» **DATA PROVIDED**:
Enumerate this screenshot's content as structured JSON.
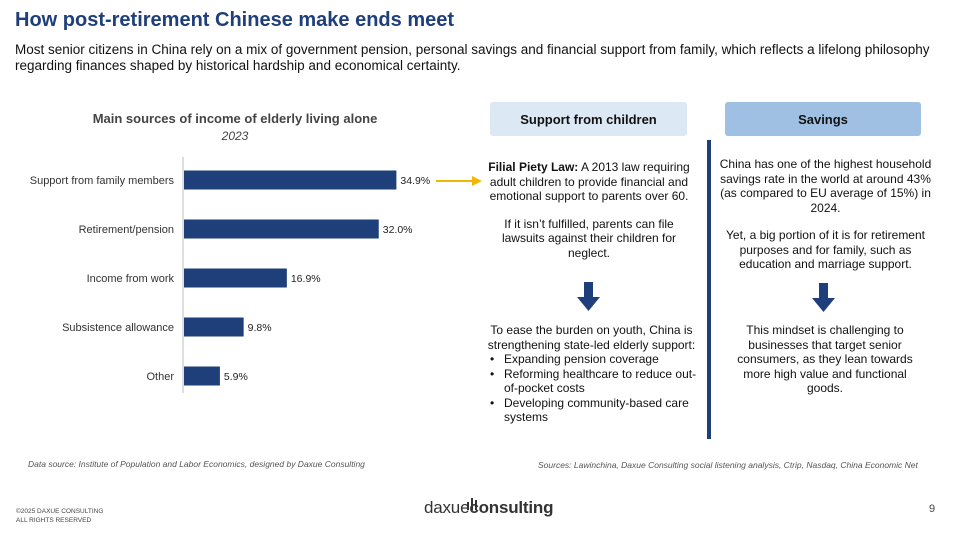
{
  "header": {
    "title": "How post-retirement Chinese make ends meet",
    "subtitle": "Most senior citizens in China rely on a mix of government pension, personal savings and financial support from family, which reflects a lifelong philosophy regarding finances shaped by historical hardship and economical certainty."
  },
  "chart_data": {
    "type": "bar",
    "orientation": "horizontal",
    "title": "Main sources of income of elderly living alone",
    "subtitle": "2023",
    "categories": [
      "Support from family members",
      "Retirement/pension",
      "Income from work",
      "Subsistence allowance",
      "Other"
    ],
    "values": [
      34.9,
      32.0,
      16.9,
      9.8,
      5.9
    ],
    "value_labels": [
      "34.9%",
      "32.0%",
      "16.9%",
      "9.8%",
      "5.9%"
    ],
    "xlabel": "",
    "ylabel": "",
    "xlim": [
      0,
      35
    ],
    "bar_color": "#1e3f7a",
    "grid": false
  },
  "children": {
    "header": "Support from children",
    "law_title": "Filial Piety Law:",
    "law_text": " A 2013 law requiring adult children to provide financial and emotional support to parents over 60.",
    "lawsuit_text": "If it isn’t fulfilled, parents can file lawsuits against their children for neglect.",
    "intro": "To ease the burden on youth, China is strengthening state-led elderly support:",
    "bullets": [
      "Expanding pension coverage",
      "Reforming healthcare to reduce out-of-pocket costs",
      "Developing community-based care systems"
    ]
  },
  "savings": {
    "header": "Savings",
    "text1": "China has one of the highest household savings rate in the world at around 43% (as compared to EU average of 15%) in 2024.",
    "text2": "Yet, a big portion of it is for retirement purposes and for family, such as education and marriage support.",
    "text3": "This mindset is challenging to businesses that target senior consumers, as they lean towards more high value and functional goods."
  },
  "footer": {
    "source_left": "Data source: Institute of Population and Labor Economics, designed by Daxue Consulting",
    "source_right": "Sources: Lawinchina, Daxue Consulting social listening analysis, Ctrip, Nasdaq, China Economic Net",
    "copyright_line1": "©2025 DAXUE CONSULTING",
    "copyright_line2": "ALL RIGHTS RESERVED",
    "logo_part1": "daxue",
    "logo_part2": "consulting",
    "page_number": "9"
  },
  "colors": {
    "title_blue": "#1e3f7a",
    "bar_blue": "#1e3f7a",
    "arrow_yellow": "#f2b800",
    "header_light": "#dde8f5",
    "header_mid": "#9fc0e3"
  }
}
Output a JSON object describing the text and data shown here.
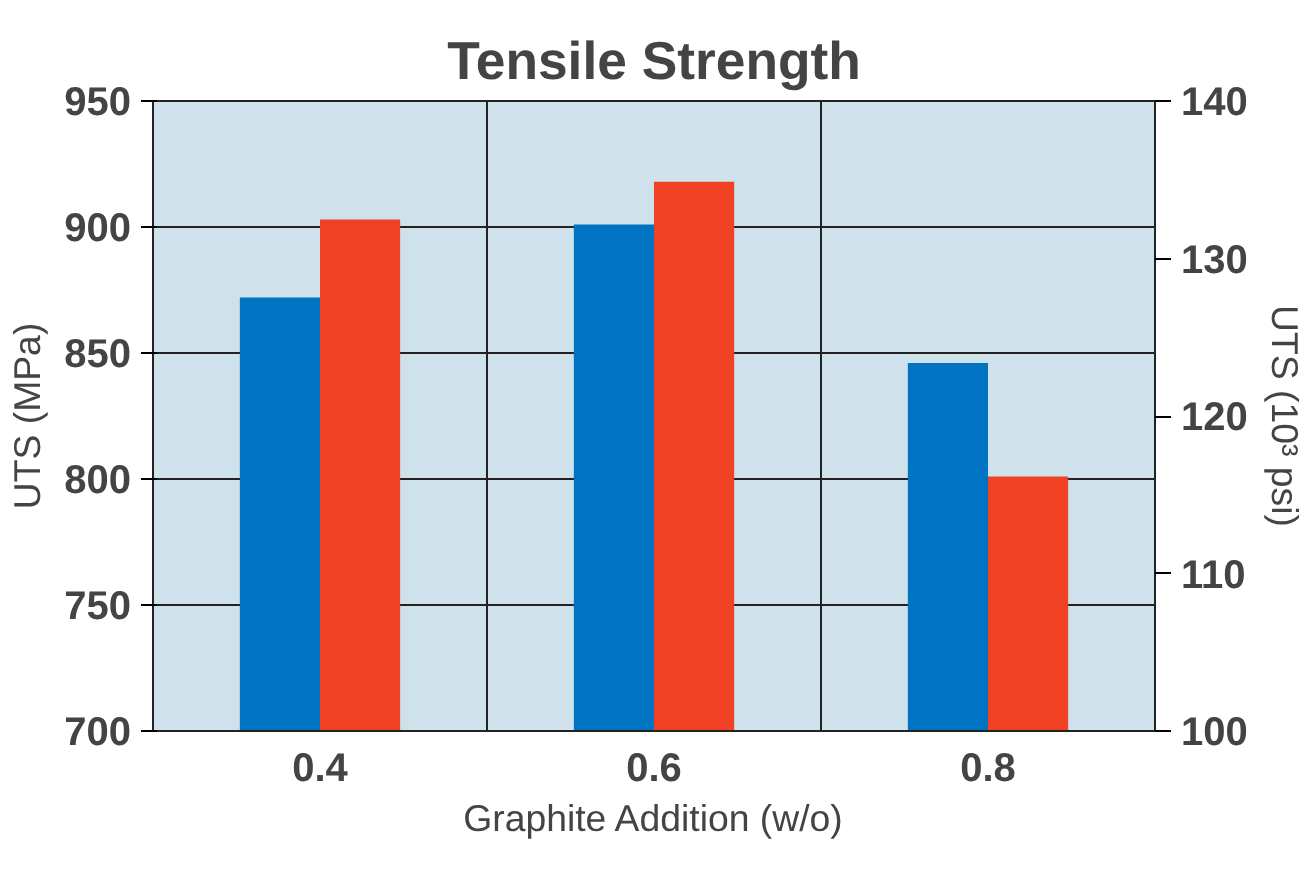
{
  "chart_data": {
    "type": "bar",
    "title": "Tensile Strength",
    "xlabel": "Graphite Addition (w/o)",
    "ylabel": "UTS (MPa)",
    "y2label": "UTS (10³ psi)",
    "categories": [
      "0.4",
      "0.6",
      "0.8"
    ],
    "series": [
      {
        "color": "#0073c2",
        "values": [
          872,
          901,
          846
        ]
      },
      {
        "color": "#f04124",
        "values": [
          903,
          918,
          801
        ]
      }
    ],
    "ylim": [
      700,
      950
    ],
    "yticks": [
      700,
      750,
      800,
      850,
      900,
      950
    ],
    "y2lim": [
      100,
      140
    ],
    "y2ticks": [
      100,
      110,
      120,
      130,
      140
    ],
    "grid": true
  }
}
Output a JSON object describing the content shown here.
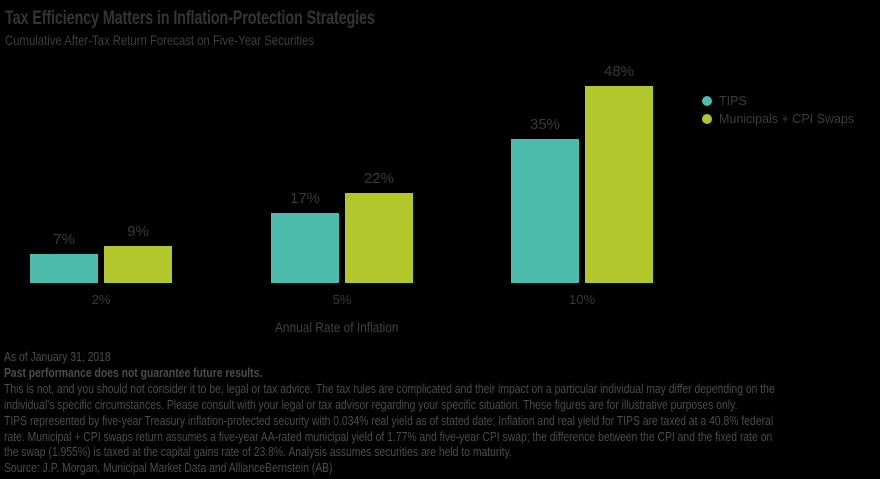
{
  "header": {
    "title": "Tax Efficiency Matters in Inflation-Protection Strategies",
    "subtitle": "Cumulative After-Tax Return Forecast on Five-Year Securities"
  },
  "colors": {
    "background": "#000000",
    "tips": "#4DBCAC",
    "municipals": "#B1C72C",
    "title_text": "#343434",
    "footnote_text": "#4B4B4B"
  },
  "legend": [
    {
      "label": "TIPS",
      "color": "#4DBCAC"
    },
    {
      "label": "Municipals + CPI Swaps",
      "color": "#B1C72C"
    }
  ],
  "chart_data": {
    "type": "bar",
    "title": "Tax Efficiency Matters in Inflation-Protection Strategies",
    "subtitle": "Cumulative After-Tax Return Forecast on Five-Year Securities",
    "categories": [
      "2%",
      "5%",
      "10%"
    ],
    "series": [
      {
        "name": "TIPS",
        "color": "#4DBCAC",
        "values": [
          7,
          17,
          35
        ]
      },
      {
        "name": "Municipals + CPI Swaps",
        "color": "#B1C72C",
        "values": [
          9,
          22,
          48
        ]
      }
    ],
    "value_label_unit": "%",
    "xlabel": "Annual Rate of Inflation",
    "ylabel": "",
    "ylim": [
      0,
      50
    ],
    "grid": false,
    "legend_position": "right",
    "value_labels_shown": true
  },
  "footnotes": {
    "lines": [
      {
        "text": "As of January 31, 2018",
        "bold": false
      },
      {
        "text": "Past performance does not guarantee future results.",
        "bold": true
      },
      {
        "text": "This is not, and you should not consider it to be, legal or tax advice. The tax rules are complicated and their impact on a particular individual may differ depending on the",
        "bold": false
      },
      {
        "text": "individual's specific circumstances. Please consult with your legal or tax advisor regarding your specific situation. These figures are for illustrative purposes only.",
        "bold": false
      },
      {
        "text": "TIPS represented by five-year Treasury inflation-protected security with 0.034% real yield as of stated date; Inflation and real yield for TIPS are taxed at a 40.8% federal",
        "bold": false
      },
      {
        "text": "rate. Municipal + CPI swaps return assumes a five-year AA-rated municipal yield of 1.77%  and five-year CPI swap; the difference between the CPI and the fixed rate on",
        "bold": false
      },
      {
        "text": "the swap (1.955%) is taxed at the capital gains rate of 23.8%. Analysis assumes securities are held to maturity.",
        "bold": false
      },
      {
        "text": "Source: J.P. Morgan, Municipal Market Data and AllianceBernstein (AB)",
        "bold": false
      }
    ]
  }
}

» **CHALLENGE**:
Reproduce the full material exactly, excluding the pictures.

» **TASK SOLUTION**:
Enumerate this screenshot's content as structured JSON.
{
  "header": {
    "title": "How post-retirement Chinese make ends meet",
    "subtitle": "Most senior citizens in China rely on a mix of government pension, personal savings and financial support from family, which reflects a lifelong philosophy regarding finances shaped by historical hardship and economical certainty."
  },
  "chart_data": {
    "type": "bar",
    "orientation": "horizontal",
    "title": "Main sources of income of elderly living alone",
    "subtitle": "2023",
    "categories": [
      "Support from family members",
      "Retirement/pension",
      "Income from work",
      "Subsistence allowance",
      "Other"
    ],
    "values": [
      34.9,
      32.0,
      16.9,
      9.8,
      5.9
    ],
    "value_labels": [
      "34.9%",
      "32.0%",
      "16.9%",
      "9.8%",
      "5.9%"
    ],
    "xlabel": "",
    "ylabel": "",
    "xlim": [
      0,
      35
    ],
    "bar_color": "#1e3f7a",
    "grid": false
  },
  "children": {
    "header": "Support from children",
    "law_title": "Filial Piety Law:",
    "law_text": " A 2013 law requiring adult children to provide financial and emotional support to parents over 60.",
    "lawsuit_text": "If it isn’t fulfilled, parents can file lawsuits against their children for neglect.",
    "intro": "To ease the burden on youth, China is strengthening state-led elderly support:",
    "bullets": [
      "Expanding pension coverage",
      "Reforming healthcare to reduce out-of-pocket costs",
      "Developing community-based care systems"
    ]
  },
  "savings": {
    "header": "Savings",
    "text1": "China has one of the highest household savings rate in the world at around 43% (as compared to EU average of 15%) in 2024.",
    "text2": "Yet, a big portion of it is for retirement purposes and for family, such as education and marriage support.",
    "text3": "This mindset is challenging to businesses that target senior consumers, as they lean towards more high value and functional goods."
  },
  "footer": {
    "source_left": "Data source: Institute of Population and Labor Economics, designed by Daxue Consulting",
    "source_right": "Sources: Lawinchina, Daxue Consulting social listening analysis, Ctrip, Nasdaq, China Economic Net",
    "copyright_line1": "©2025 DAXUE CONSULTING",
    "copyright_line2": "ALL RIGHTS RESERVED",
    "logo_part1": "daxue",
    "logo_part2": "consulting",
    "page_number": "9"
  },
  "colors": {
    "title_blue": "#1e3f7a",
    "bar_blue": "#1e3f7a",
    "arrow_yellow": "#f2b800",
    "header_light": "#dde8f5",
    "header_mid": "#9fc0e3"
  }
}
Output a JSON object describing the text and data shown here.
{
  "chart_data": {
    "type": "bar",
    "title": "Tensile Strength",
    "xlabel": "Graphite Addition (w/o)",
    "ylabel": "UTS (MPa)",
    "y2label": "UTS (10³ psi)",
    "categories": [
      "0.4",
      "0.6",
      "0.8"
    ],
    "series": [
      {
        "color": "#0073c2",
        "values": [
          872,
          901,
          846
        ]
      },
      {
        "color": "#f04124",
        "values": [
          903,
          918,
          801
        ]
      }
    ],
    "ylim": [
      700,
      950
    ],
    "yticks": [
      700,
      750,
      800,
      850,
      900,
      950
    ],
    "y2lim": [
      100,
      140
    ],
    "y2ticks": [
      100,
      110,
      120,
      130,
      140
    ],
    "grid": true
  }
}
Output a JSON object describing the content shown here.
{
  "header": {
    "title": "Tax Efficiency Matters in Inflation-Protection Strategies",
    "subtitle": "Cumulative After-Tax Return Forecast on Five-Year Securities"
  },
  "colors": {
    "background": "#000000",
    "tips": "#4DBCAC",
    "municipals": "#B1C72C",
    "title_text": "#343434",
    "footnote_text": "#4B4B4B"
  },
  "legend": [
    {
      "label": "TIPS",
      "color": "#4DBCAC"
    },
    {
      "label": "Municipals + CPI Swaps",
      "color": "#B1C72C"
    }
  ],
  "chart_data": {
    "type": "bar",
    "title": "Tax Efficiency Matters in Inflation-Protection Strategies",
    "subtitle": "Cumulative After-Tax Return Forecast on Five-Year Securities",
    "categories": [
      "2%",
      "5%",
      "10%"
    ],
    "series": [
      {
        "name": "TIPS",
        "color": "#4DBCAC",
        "values": [
          7,
          17,
          35
        ]
      },
      {
        "name": "Municipals + CPI Swaps",
        "color": "#B1C72C",
        "values": [
          9,
          22,
          48
        ]
      }
    ],
    "value_label_unit": "%",
    "xlabel": "Annual Rate of Inflation",
    "ylabel": "",
    "ylim": [
      0,
      50
    ],
    "grid": false,
    "legend_position": "right",
    "value_labels_shown": true
  },
  "footnotes": {
    "lines": [
      {
        "text": "As of January 31, 2018",
        "bold": false
      },
      {
        "text": "Past performance does not guarantee future results.",
        "bold": true
      },
      {
        "text": "This is not, and you should not consider it to be, legal or tax advice. The tax rules are complicated and their impact on a particular individual may differ depending on the",
        "bold": false
      },
      {
        "text": "individual's specific circumstances. Please consult with your legal or tax advisor regarding your specific situation. These figures are for illustrative purposes only.",
        "bold": false
      },
      {
        "text": "TIPS represented by five-year Treasury inflation-protected security with 0.034% real yield as of stated date; Inflation and real yield for TIPS are taxed at a 40.8% federal",
        "bold": false
      },
      {
        "text": "rate. Municipal + CPI swaps return assumes a five-year AA-rated municipal yield of 1.77%  and five-year CPI swap; the difference between the CPI and the fixed rate on",
        "bold": false
      },
      {
        "text": "the swap (1.955%) is taxed at the capital gains rate of 23.8%. Analysis assumes securities are held to maturity.",
        "bold": false
      },
      {
        "text": "Source: J.P. Morgan, Municipal Market Data and AllianceBernstein (AB)",
        "bold": false
      }
    ]
  }
}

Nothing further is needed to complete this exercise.